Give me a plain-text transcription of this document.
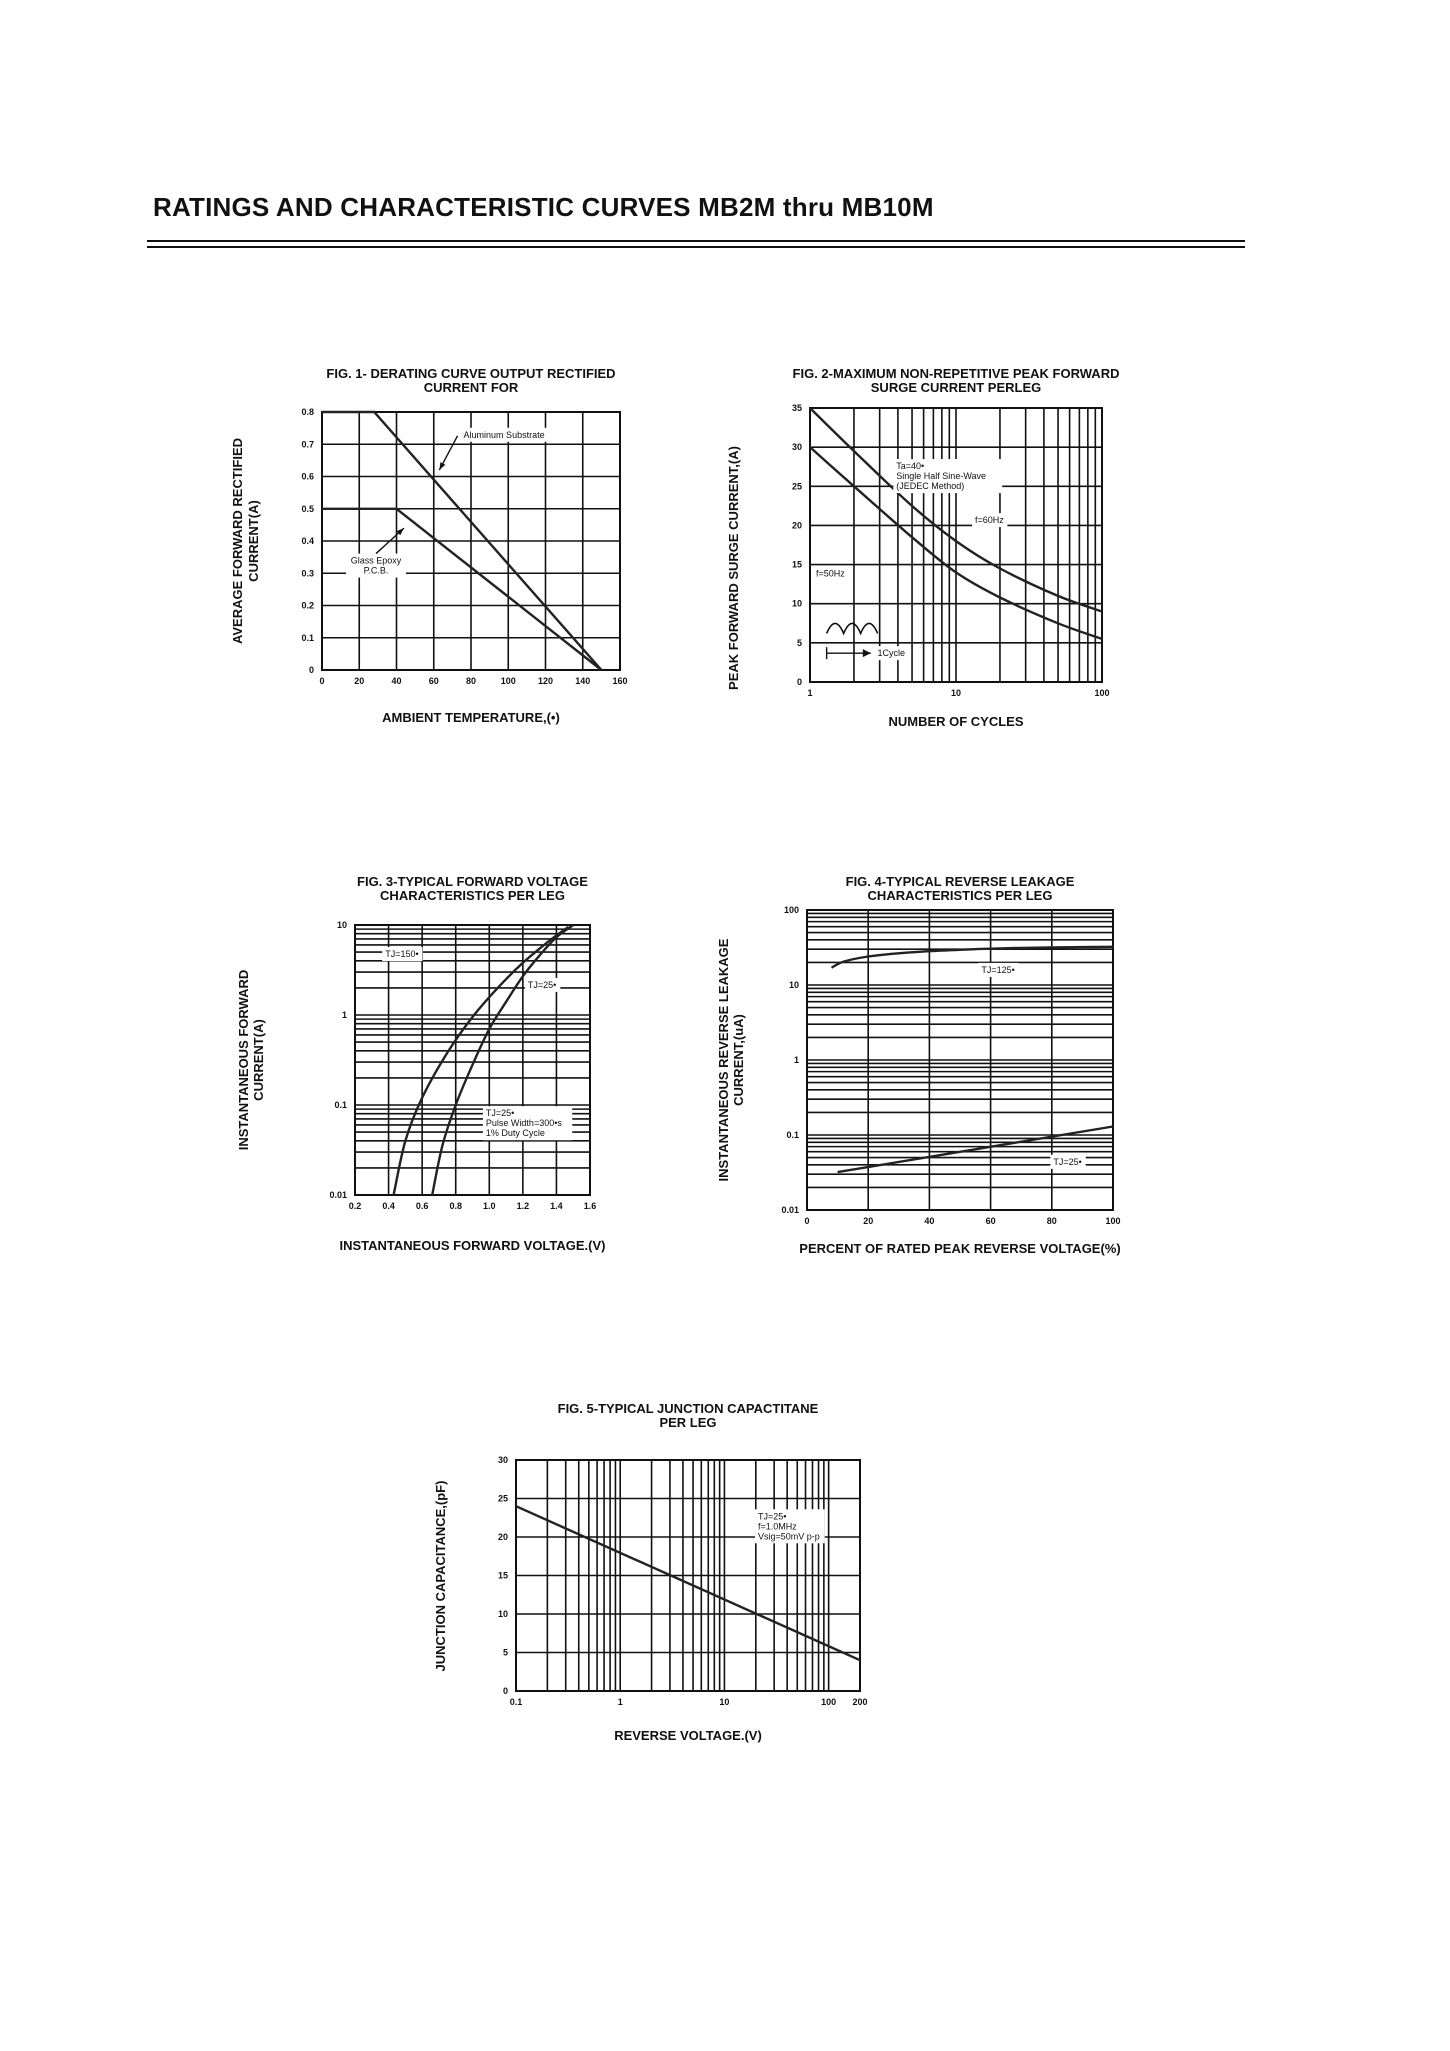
RATINGS AND CHARACTERISTIC CURVES MB2M thru MB10M
FIG. 1- DERATING CURVE OUTPUT RECTIFIED
CURRENT FOR
0	20	40	60	80	100 120 140 160
0
0.1
0.2
0.3
0.4
0.5
0.6
0.7
0.8
AMBIENT TEMPERATURE,(•)
AVERAGE FORWARD RECTIFIED CURRENT(A)
Aluminum Substrate
Glass Epoxy
P.C.B.
FIG. 2-MAXIMUM NON-REPETITIVE PEAK FORWARD
SURGE CURRENT PERLEG
1	10	100
0
5
10
15
20
25
30
35
NUMBER OF CYCLES
PEAK FORWARD SURGE CURRENT,(A)	Ta=40•
Single Half Sine-Wave
(JEDEC Method)
f=60Hz
f=50Hz
1Cycle
FIG. 3-TYPICAL FORWARD VOLTAGE
CHARACTERISTICS PER LEG
0.2 0.4 0.6 0.8 1.0 1.2 1.4 1.6
0.01
0.1
1
10
INSTANTANEOUS FORWARD VOLTAGE.(V)
INSTANTANEOUS FORWARD CURRENT(A)
TJ=150•
TJ=25•
TJ=25•
Pulse Width=300•s
1% Duty Cycle
FIG. 4-TYPICAL REVERSE LEAKAGE
CHARACTERISTICS PER LEG
0	20	40	60	80	100
0.01
0.1
1
10
100
PERCENT OF RATED PEAK REVERSE VOLTAGE(%)
INSTANTANEOUS REVERSE LEAKAGE CURRENT,(uA)
TJ=125•
TJ=25•
FIG. 5-TYPICAL JUNCTION CAPACTITANE
PER LEG
0.1	1	10	100 200
0
5
10
15
20
25
30
REVERSE VOLTAGE.(V)
JUNCTION CAPACITANCE,(pF)	TJ=25•
f=1.0MHz
Vsig=50mV p-p
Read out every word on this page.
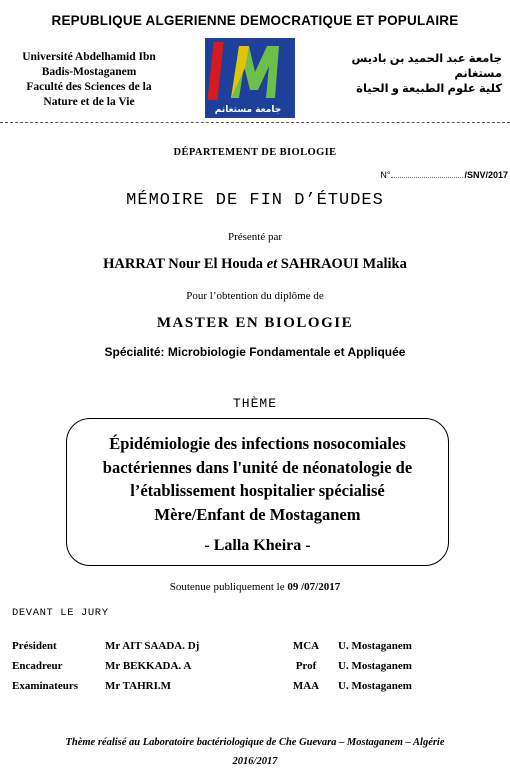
REPUBLIQUE ALGERIENNE DEMOCRATIQUE ET POPULAIRE
Université Abdelhamid Ibn
Badis-Mostaganem
Faculté des Sciences de la
Nature et de la Vie
جامعة مستغانم
جامعة عبد الحميد بن باديس
مستغانم
كلية علوم الطبيعة و الحياة
DÉPARTEMENT DE BIOLOGIE
N°	/SNV/2017
MÉMOIRE DE FIN D’ÉTUDES
Présenté par
HARRAT Nour El Houda et SAHRAOUI Malika
Pour l’obtention du diplôme de
MASTER EN BIOLOGIE
Spécialité: Microbiologie Fondamentale et Appliquée
THÈME
Épidémiologie des infections nosocomiales
bactériennes dans l'unité de néonatologie de
l’établissement hospitalier spécialisé
Mère/Enfant de Mostaganem
- Lalla Kheira -
Soutenue publiquement le 09 /07/2017
DEVANT LE JURY
Président	Mr AIT SAADA. Dj	MCA U. Mostaganem
Encadreur	Mr BEKKADA. A	Prof	U. Mostaganem
Examinateurs Mr TAHRI.M	MAA U. Mostaganem
Thème réalisé au Laboratoire bactériologique de Che Guevara – Mostaganem – Algérie
2016/2017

----

**Short task**
Write out every line from the entries where "Mostaganem" appears.

**Exercise answer**
Badis-Mostaganem
Mère/Enfant de Mostaganem
Président	Mr AIT SAADA. Dj	MCA U. Mostaganem
Encadreur	Mr BEKKADA. A	Prof	U. Mostaganem
Examinateurs Mr TAHRI.M	MAA U. Mostaganem
Thème réalisé au Laboratoire bactériologique de Che Guevara – Mostaganem – Algérie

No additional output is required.